━━ DATASET ROWS ━━

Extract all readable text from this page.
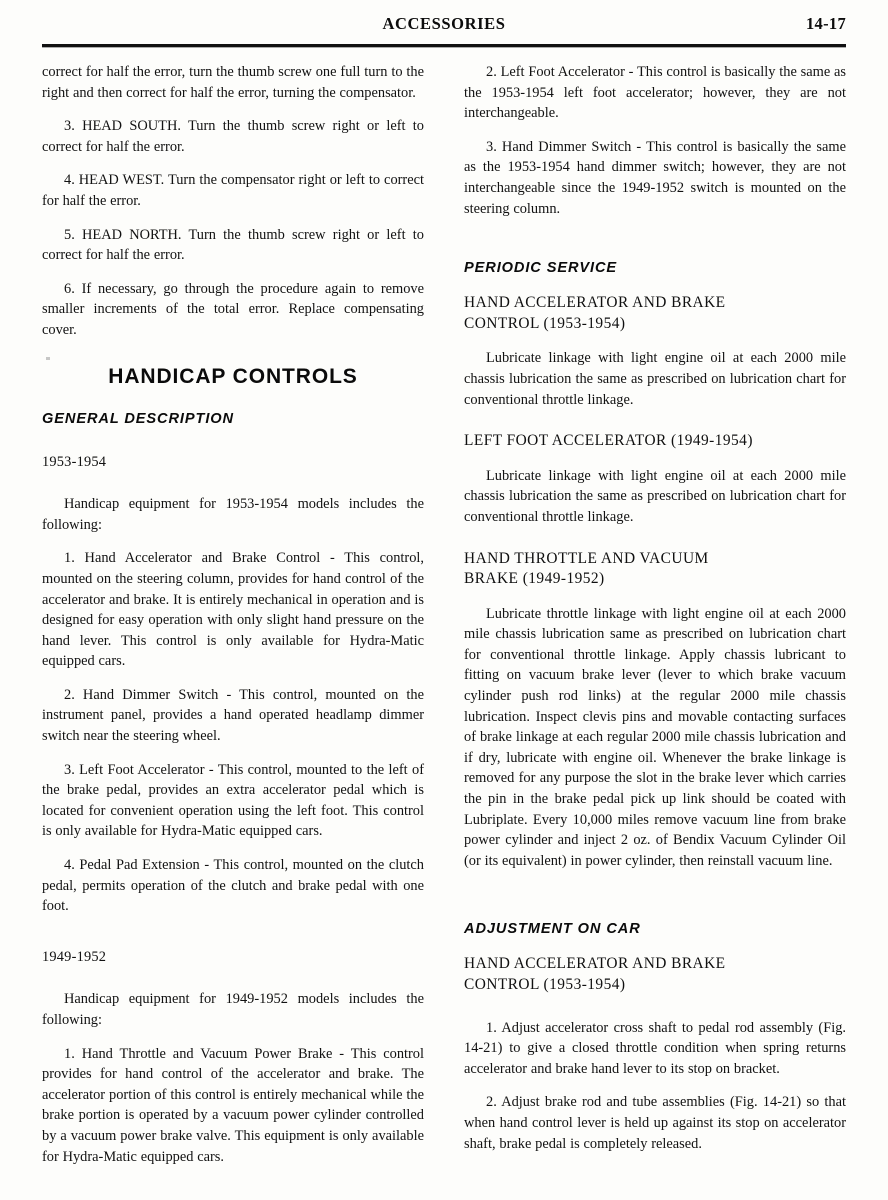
ACCESSORIES	14-17

correct for half the error, turn the thumb screw one full turn to the right and then correct for half the error, turning the compensator.

3. HEAD SOUTH. Turn the thumb screw right or left to correct for half the error.

4. HEAD WEST. Turn the compensator right or left to correct for half the error.

5. HEAD NORTH. Turn the thumb screw right or left to correct for half the error.

6. If necessary, go through the procedure again to remove smaller increments of the total error. Replace compensating cover.

HANDICAP CONTROLS
GENERAL DESCRIPTION

1953-1954

Handicap equipment for 1953-1954 models includes the following:

1. Hand Accelerator and Brake Control - This control, mounted on the steering column, provides for hand control of the accelerator and brake. It is entirely mechanical in operation and is designed for easy operation with only slight hand pressure on the hand lever. This control is only available for Hydra-Matic equipped cars.

2. Hand Dimmer Switch - This control, mounted on the instrument panel, provides a hand operated headlamp dimmer switch near the steering wheel.

3. Left Foot Accelerator - This control, mounted to the left of the brake pedal, provides an extra accelerator pedal which is located for convenient operation using the left foot. This control is only available for Hydra-Matic equipped cars.

4. Pedal Pad Extension - This control, mounted on the clutch pedal, permits operation of the clutch and brake pedal with one foot.

1949-1952

Handicap equipment for 1949-1952 models includes the following:

1. Hand Throttle and Vacuum Power Brake - This control provides for hand control of the accelerator and brake. The accelerator portion of this control is entirely mechanical while the brake portion is operated by a vacuum power cylinder controlled by a vacuum power brake valve. This equipment is only available for Hydra-Matic equipped cars.

2. Left Foot Accelerator - This control is basically the same as the 1953-1954 left foot accelerator; however, they are not interchangeable.

3. Hand Dimmer Switch - This control is basically the same as the 1953-1954 hand dimmer switch; however, they are not interchangeable since the 1949-1952 switch is mounted on the steering column.

PERIODIC SERVICE
HAND ACCELERATOR AND BRAKE
CONTROL (1953-1954)

Lubricate linkage with light engine oil at each 2000 mile chassis lubrication the same as prescribed on lubrication chart for conventional throttle linkage.

LEFT FOOT ACCELERATOR (1949-1954)

Lubricate linkage with light engine oil at each 2000 mile chassis lubrication the same as prescribed on lubrication chart for conventional throttle linkage.

HAND THROTTLE AND VACUUM
BRAKE (1949-1952)

Lubricate throttle linkage with light engine oil at each 2000 mile chassis lubrication same as prescribed on lubrication chart for conventional throttle linkage. Apply chassis lubricant to fitting on vacuum brake lever (lever to which brake vacuum cylinder push rod links) at the regular 2000 mile chassis lubrication. Inspect clevis pins and movable contacting surfaces of brake linkage at each regular 2000 mile chassis lubrication and if dry, lubricate with engine oil. Whenever the brake linkage is removed for any purpose the slot in the brake lever which carries the pin in the brake pedal pick up link should be coated with Lubriplate. Every 10,000 miles remove vacuum line from brake power cylinder and inject 2 oz. of Bendix Vacuum Cylinder Oil (or its equivalent) in power cylinder, then reinstall vacuum line.

ADJUSTMENT ON CAR
HAND ACCELERATOR AND BRAKE
CONTROL (1953-1954)

1. Adjust accelerator cross shaft to pedal rod assembly (Fig. 14-21) to give a closed throttle condition when spring returns accelerator and brake hand lever to its stop on bracket.

2. Adjust brake rod and tube assemblies (Fig. 14-21) so that when hand control lever is held up against its stop on accelerator shaft, brake pedal is completely released.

━━━

## SHORT TASK
Scan the data above and copy every line with "basically" in it.

## FULL SOLUTION
2. Left Foot Accelerator - This control is basically the same as the 1953-1954 left foot accelerator; however, they are not interchangeable.
3. Hand Dimmer Switch - This control is basically the same as the 1953-1954 hand dimmer switch; however, they are not interchangeable since the 1949-1952 switch is mounted on the steering column.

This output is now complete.